### DATA SUPPLIED
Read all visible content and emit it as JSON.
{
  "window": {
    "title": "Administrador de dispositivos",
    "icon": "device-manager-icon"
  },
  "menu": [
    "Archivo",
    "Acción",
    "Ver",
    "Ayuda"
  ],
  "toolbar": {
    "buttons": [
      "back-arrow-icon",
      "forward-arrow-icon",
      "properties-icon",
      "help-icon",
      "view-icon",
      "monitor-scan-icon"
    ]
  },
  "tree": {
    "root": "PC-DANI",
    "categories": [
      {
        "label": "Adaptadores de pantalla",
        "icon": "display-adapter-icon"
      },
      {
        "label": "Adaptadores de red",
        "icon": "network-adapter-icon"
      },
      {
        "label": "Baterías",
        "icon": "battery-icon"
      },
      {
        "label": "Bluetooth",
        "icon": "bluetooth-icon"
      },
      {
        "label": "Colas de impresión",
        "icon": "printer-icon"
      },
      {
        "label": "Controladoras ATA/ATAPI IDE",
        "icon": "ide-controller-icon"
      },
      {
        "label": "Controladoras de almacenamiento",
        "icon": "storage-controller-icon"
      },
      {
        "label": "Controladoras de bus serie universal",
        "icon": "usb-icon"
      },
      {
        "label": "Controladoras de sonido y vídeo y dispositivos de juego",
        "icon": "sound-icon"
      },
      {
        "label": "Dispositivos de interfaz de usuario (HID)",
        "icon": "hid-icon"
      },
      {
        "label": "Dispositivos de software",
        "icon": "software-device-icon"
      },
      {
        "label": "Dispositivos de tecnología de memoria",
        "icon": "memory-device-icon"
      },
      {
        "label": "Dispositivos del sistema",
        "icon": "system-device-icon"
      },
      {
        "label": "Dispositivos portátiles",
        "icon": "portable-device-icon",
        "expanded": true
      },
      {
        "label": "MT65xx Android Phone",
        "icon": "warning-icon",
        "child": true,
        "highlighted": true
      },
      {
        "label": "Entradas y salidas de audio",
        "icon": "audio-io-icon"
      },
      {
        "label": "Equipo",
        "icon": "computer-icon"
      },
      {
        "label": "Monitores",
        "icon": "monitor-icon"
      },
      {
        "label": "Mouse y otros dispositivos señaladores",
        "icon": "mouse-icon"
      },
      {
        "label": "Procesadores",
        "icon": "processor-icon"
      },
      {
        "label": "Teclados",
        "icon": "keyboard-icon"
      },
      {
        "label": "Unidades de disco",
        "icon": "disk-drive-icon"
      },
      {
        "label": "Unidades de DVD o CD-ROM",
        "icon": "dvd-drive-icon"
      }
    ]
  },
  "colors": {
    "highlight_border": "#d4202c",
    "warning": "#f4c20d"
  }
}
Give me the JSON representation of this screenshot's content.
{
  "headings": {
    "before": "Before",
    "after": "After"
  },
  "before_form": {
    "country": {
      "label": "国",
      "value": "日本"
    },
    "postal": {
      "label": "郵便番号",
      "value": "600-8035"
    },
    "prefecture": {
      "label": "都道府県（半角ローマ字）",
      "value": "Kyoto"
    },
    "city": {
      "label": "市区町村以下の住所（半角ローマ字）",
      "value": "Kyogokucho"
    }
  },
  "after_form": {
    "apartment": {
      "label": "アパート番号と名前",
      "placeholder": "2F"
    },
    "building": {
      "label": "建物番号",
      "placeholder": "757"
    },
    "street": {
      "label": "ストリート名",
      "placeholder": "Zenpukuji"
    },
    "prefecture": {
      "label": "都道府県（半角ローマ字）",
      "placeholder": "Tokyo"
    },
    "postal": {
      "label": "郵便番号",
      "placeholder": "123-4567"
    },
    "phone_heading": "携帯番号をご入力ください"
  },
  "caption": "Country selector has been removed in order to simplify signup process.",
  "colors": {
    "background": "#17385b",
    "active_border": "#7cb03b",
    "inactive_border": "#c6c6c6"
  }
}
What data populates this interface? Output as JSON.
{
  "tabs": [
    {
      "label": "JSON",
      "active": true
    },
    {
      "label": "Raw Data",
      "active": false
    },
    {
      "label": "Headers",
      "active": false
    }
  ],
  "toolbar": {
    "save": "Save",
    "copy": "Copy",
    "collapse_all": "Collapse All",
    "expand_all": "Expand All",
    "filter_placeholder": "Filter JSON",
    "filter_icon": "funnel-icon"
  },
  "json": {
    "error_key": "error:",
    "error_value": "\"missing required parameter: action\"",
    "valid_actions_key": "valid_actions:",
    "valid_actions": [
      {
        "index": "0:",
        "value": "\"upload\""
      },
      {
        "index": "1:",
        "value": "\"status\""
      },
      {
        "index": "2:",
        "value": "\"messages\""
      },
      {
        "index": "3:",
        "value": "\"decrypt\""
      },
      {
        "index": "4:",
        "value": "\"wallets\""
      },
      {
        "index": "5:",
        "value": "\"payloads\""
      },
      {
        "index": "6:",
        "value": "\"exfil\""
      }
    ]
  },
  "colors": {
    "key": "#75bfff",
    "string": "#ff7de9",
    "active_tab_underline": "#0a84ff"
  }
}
######
DIRECTION
Please repeat the listing above in full and exactly.

COMPLETED TASK
Read all visible content and emit it as JSON.
{
  "window": {
    "title": "Administrador de dispositivos",
    "icon": "device-manager-icon"
  },
  "menu": [
    "Archivo",
    "Acción",
    "Ver",
    "Ayuda"
  ],
  "toolbar": {
    "buttons": [
      "back-arrow-icon",
      "forward-arrow-icon",
      "properties-icon",
      "help-icon",
      "view-icon",
      "monitor-scan-icon"
    ]
  },
  "tree": {
    "root": "PC-DANI",
    "categories": [
      {
        "label": "Adaptadores de pantalla",
        "icon": "display-adapter-icon"
      },
      {
        "label": "Adaptadores de red",
        "icon": "network-adapter-icon"
      },
      {
        "label": "Baterías",
        "icon": "battery-icon"
      },
      {
        "label": "Bluetooth",
        "icon": "bluetooth-icon"
      },
      {
        "label": "Colas de impresión",
        "icon": "printer-icon"
      },
      {
        "label": "Controladoras ATA/ATAPI IDE",
        "icon": "ide-controller-icon"
      },
      {
        "label": "Controladoras de almacenamiento",
        "icon": "storage-controller-icon"
      },
      {
        "label": "Controladoras de bus serie universal",
        "icon": "usb-icon"
      },
      {
        "label": "Controladoras de sonido y vídeo y dispositivos de juego",
        "icon": "sound-icon"
      },
      {
        "label": "Dispositivos de interfaz de usuario (HID)",
        "icon": "hid-icon"
      },
      {
        "label": "Dispositivos de software",
        "icon": "software-device-icon"
      },
      {
        "label": "Dispositivos de tecnología de memoria",
        "icon": "memory-device-icon"
      },
      {
        "label": "Dispositivos del sistema",
        "icon": "system-device-icon"
      },
      {
        "label": "Dispositivos portátiles",
        "icon": "portable-device-icon",
        "expanded": true
      },
      {
        "label": "MT65xx Android Phone",
        "icon": "warning-icon",
        "child": true,
        "highlighted": true
      },
      {
        "label": "Entradas y salidas de audio",
        "icon": "audio-io-icon"
      },
      {
        "label": "Equipo",
        "icon": "computer-icon"
      },
      {
        "label": "Monitores",
        "icon": "monitor-icon"
      },
      {
        "label": "Mouse y otros dispositivos señaladores",
        "icon": "mouse-icon"
      },
      {
        "label": "Procesadores",
        "icon": "processor-icon"
      },
      {
        "label": "Teclados",
        "icon": "keyboard-icon"
      },
      {
        "label": "Unidades de disco",
        "icon": "disk-drive-icon"
      },
      {
        "label": "Unidades de DVD o CD-ROM",
        "icon": "dvd-drive-icon"
      }
    ]
  },
  "colors": {
    "highlight_border": "#d4202c",
    "warning": "#f4c20d"
  }
}
Give me the JSON representation of this screenshot's content.
{
  "headings": {
    "before": "Before",
    "after": "After"
  },
  "before_form": {
    "country": {
      "label": "国",
      "value": "日本"
    },
    "postal": {
      "label": "郵便番号",
      "value": "600-8035"
    },
    "prefecture": {
      "label": "都道府県（半角ローマ字）",
      "value": "Kyoto"
    },
    "city": {
      "label": "市区町村以下の住所（半角ローマ字）",
      "value": "Kyogokucho"
    }
  },
  "after_form": {
    "apartment": {
      "label": "アパート番号と名前",
      "placeholder": "2F"
    },
    "building": {
      "label": "建物番号",
      "placeholder": "757"
    },
    "street": {
      "label": "ストリート名",
      "placeholder": "Zenpukuji"
    },
    "prefecture": {
      "label": "都道府県（半角ローマ字）",
      "placeholder": "Tokyo"
    },
    "postal": {
      "label": "郵便番号",
      "placeholder": "123-4567"
    },
    "phone_heading": "携帯番号をご入力ください"
  },
  "caption": "Country selector has been removed in order to simplify signup process.",
  "colors": {
    "background": "#17385b",
    "active_border": "#7cb03b",
    "inactive_border": "#c6c6c6"
  }
}
What data populates this interface? Output as JSON.
{
  "tabs": [
    {
      "label": "JSON",
      "active": true
    },
    {
      "label": "Raw Data",
      "active": false
    },
    {
      "label": "Headers",
      "active": false
    }
  ],
  "toolbar": {
    "save": "Save",
    "copy": "Copy",
    "collapse_all": "Collapse All",
    "expand_all": "Expand All",
    "filter_placeholder": "Filter JSON",
    "filter_icon": "funnel-icon"
  },
  "json": {
    "error_key": "error:",
    "error_value": "\"missing required parameter: action\"",
    "valid_actions_key": "valid_actions:",
    "valid_actions": [
      {
        "index": "0:",
        "value": "\"upload\""
      },
      {
        "index": "1:",
        "value": "\"status\""
      },
      {
        "index": "2:",
        "value": "\"messages\""
      },
      {
        "index": "3:",
        "value": "\"decrypt\""
      },
      {
        "index": "4:",
        "value": "\"wallets\""
      },
      {
        "index": "5:",
        "value": "\"payloads\""
      },
      {
        "index": "6:",
        "value": "\"exfil\""
      }
    ]
  },
  "colors": {
    "key": "#75bfff",
    "string": "#ff7de9",
    "active_tab_underline": "#0a84ff"
  }
}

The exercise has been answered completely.